# start of Stored rows
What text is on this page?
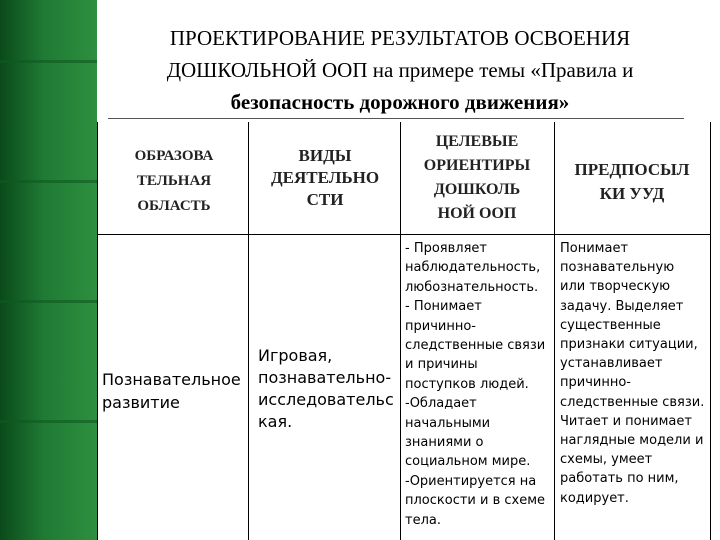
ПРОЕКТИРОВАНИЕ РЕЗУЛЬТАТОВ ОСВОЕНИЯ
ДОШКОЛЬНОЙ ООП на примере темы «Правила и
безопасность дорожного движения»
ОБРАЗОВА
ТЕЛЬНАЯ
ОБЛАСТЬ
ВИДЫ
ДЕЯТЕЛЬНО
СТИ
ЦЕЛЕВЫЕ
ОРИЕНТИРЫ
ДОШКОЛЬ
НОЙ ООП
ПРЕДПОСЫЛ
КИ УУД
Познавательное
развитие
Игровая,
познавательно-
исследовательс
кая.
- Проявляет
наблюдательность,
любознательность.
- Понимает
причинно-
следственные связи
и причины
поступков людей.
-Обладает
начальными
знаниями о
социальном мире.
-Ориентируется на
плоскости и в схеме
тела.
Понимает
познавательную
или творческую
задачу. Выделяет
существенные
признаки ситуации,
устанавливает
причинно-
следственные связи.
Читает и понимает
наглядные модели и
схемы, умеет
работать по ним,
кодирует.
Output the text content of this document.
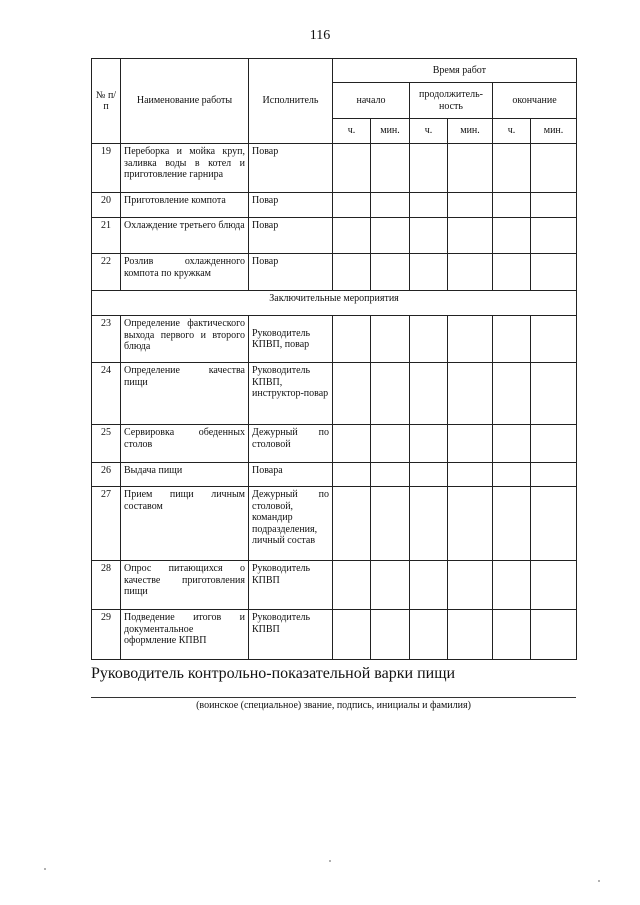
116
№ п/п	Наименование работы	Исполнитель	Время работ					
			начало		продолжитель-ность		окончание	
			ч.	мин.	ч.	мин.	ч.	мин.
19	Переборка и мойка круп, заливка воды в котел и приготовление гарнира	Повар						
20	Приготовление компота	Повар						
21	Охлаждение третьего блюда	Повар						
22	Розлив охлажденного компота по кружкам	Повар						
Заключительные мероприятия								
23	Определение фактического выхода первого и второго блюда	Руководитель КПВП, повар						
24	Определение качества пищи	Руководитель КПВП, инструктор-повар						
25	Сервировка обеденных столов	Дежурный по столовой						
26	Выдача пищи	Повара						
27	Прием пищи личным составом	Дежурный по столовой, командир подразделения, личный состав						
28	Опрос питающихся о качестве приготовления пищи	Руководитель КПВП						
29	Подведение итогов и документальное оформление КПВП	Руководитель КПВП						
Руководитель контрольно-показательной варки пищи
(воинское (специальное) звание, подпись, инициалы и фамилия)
# end of Stored rows
# start of Stored rows
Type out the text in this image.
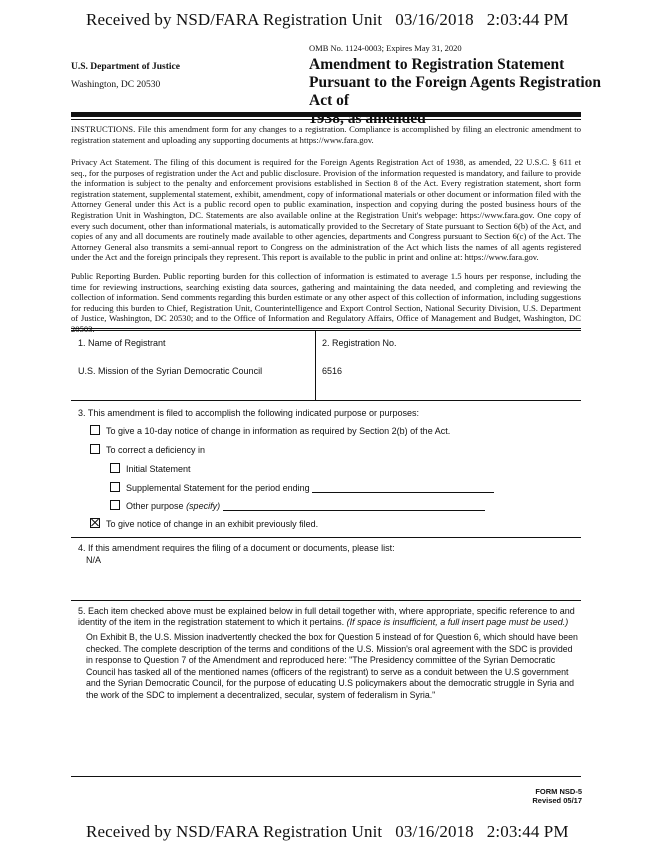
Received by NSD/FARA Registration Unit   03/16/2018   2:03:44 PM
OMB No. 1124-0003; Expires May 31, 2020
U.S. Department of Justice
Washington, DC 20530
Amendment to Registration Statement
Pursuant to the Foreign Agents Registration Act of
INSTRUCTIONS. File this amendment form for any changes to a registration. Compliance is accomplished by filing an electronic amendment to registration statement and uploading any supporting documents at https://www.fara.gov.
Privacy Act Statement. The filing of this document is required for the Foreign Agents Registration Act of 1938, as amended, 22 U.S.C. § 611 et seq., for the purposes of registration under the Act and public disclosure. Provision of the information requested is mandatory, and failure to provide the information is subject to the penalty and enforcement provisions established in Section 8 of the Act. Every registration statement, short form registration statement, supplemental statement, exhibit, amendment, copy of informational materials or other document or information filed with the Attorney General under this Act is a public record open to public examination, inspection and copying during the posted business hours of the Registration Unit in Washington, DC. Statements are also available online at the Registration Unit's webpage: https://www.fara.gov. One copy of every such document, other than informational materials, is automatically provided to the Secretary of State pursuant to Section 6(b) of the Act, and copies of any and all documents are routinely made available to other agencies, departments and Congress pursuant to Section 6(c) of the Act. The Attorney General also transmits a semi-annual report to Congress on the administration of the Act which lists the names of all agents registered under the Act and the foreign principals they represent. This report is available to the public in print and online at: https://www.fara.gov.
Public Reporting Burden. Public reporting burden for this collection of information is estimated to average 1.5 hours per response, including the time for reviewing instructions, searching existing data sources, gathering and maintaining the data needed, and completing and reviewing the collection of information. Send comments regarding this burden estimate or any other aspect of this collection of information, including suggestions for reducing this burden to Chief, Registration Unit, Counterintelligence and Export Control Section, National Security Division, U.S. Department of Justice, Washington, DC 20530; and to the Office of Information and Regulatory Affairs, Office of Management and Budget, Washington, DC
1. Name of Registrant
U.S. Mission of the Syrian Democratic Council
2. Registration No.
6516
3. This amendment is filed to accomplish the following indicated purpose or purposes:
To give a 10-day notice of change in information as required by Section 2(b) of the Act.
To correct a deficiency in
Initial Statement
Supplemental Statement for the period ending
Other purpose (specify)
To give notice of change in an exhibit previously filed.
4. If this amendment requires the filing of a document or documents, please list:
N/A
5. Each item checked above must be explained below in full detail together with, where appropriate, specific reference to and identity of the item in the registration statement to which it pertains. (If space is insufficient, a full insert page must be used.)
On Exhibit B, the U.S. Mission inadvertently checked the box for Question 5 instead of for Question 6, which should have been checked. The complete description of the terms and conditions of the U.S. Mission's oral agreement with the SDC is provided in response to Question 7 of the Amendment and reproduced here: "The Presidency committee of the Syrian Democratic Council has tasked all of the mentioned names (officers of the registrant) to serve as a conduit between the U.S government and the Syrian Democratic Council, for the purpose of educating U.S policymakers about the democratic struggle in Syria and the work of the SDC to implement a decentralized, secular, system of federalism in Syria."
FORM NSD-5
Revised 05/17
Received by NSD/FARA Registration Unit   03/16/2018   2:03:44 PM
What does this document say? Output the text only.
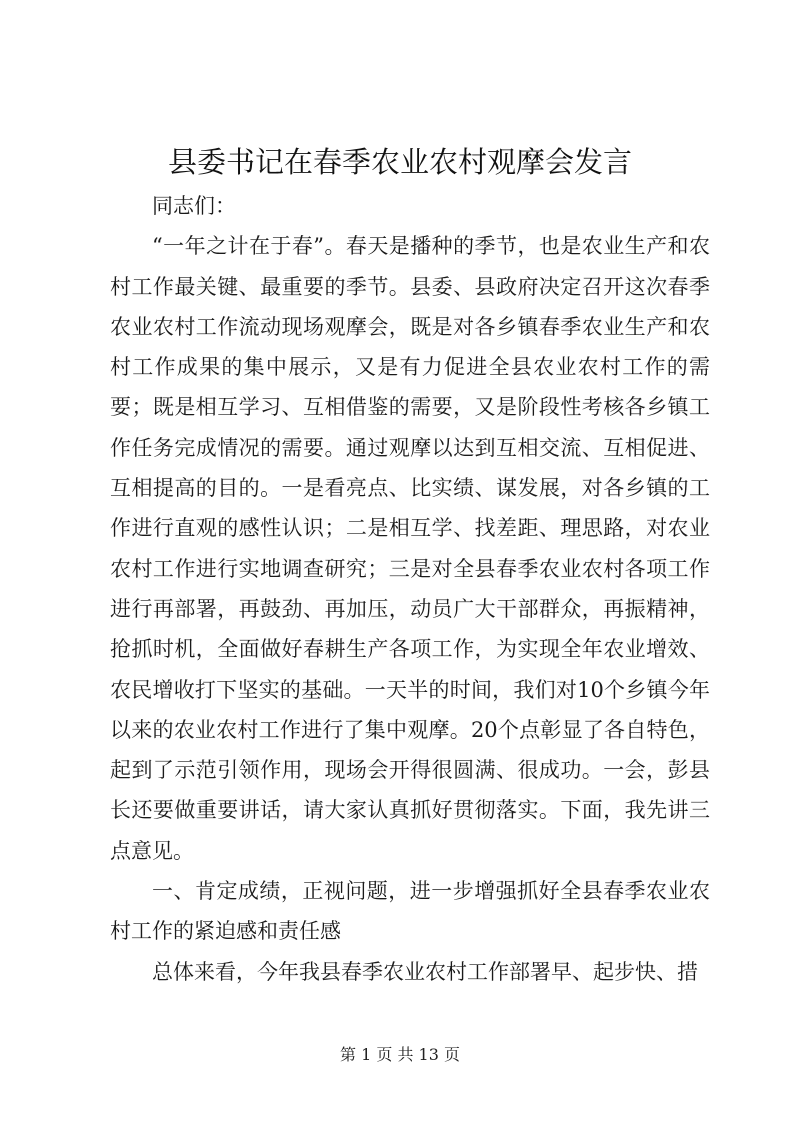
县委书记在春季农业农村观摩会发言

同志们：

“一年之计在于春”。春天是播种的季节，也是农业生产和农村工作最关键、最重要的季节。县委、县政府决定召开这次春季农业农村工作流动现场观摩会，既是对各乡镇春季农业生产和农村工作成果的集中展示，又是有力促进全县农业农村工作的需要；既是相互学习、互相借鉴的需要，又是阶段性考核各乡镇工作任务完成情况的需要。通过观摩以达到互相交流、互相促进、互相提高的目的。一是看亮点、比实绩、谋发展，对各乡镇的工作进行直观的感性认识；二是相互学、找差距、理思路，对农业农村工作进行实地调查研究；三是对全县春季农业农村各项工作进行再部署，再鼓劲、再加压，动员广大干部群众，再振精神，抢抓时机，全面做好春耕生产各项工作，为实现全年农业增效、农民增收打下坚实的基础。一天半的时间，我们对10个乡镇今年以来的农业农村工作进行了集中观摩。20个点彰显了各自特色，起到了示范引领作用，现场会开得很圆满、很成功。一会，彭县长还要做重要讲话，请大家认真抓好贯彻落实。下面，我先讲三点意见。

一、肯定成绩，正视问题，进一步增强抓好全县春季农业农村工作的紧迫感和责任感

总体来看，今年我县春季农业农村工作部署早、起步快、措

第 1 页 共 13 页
# end of Stored rows
The request » Locate the string "Mission" in the listing above and copy every line where it occurs.

The response »
U.S. Mission of the Syrian Democratic Council
On Exhibit B, the U.S. Mission inadvertently checked the box for Question 5 instead of for Question 6, which should have been checked. The complete description of the terms and conditions of the U.S. Mission's oral agreement with the SDC is provided in response to Question 7 of the Amendment and reproduced here: "The Presidency committee of the Syrian Democratic Council has tasked all of the mentioned names (officers of the registrant) to serve as a conduit between the U.S government and the Syrian Democratic Council, for the purpose of educating U.S policymakers about the democratic struggle in Syria and the work of the SDC to implement a decentralized, secular, system of federalism in Syria."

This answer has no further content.